Can you write out all the lines word for word, with no pictures?

========

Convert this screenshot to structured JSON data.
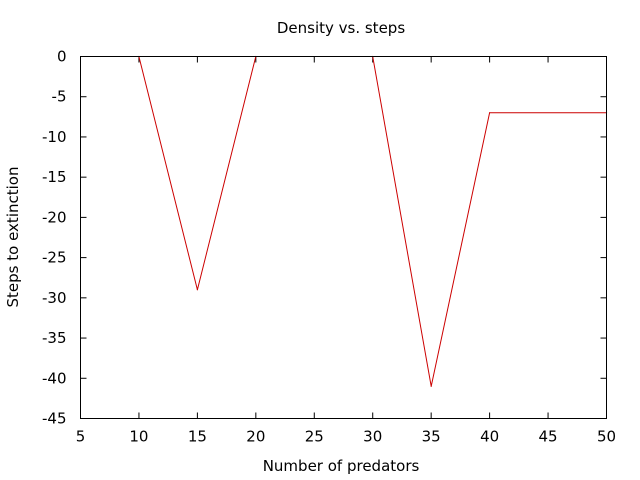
{
  "chart_data": {
    "type": "line",
    "title": "Density vs. steps",
    "xlabel": "Number of predators",
    "ylabel": "Steps to extinction",
    "xlim": [
      5,
      50
    ],
    "ylim": [
      -45,
      0
    ],
    "xticks": [
      5,
      10,
      15,
      20,
      25,
      30,
      35,
      40,
      45,
      50
    ],
    "yticks": [
      0,
      -5,
      -10,
      -15,
      -20,
      -25,
      -30,
      -35,
      -40,
      -45
    ],
    "grid": false,
    "series": [
      {
        "color": "#cc0000",
        "x": [
          10,
          15,
          20,
          30,
          35,
          40,
          50
        ],
        "y": [
          0,
          -29,
          0,
          0,
          -41,
          -7,
          -7
        ]
      }
    ]
  }
}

========

**WRITTEN ANSWER**
Convert this screenshot to structured JSON data.
{
  "chart_data": {
    "type": "line",
    "title": "Density vs. steps",
    "xlabel": "Number of predators",
    "ylabel": "Steps to extinction",
    "xlim": [
      5,
      50
    ],
    "ylim": [
      -45,
      0
    ],
    "xticks": [
      5,
      10,
      15,
      20,
      25,
      30,
      35,
      40,
      45,
      50
    ],
    "yticks": [
      0,
      -5,
      -10,
      -15,
      -20,
      -25,
      -30,
      -35,
      -40,
      -45
    ],
    "grid": false,
    "series": [
      {
        "color": "#cc0000",
        "x": [
          10,
          15,
          20,
          30,
          35,
          40,
          50
        ],
        "y": [
          0,
          -29,
          0,
          0,
          -41,
          -7,
          -7
        ]
      }
    ]
  }
}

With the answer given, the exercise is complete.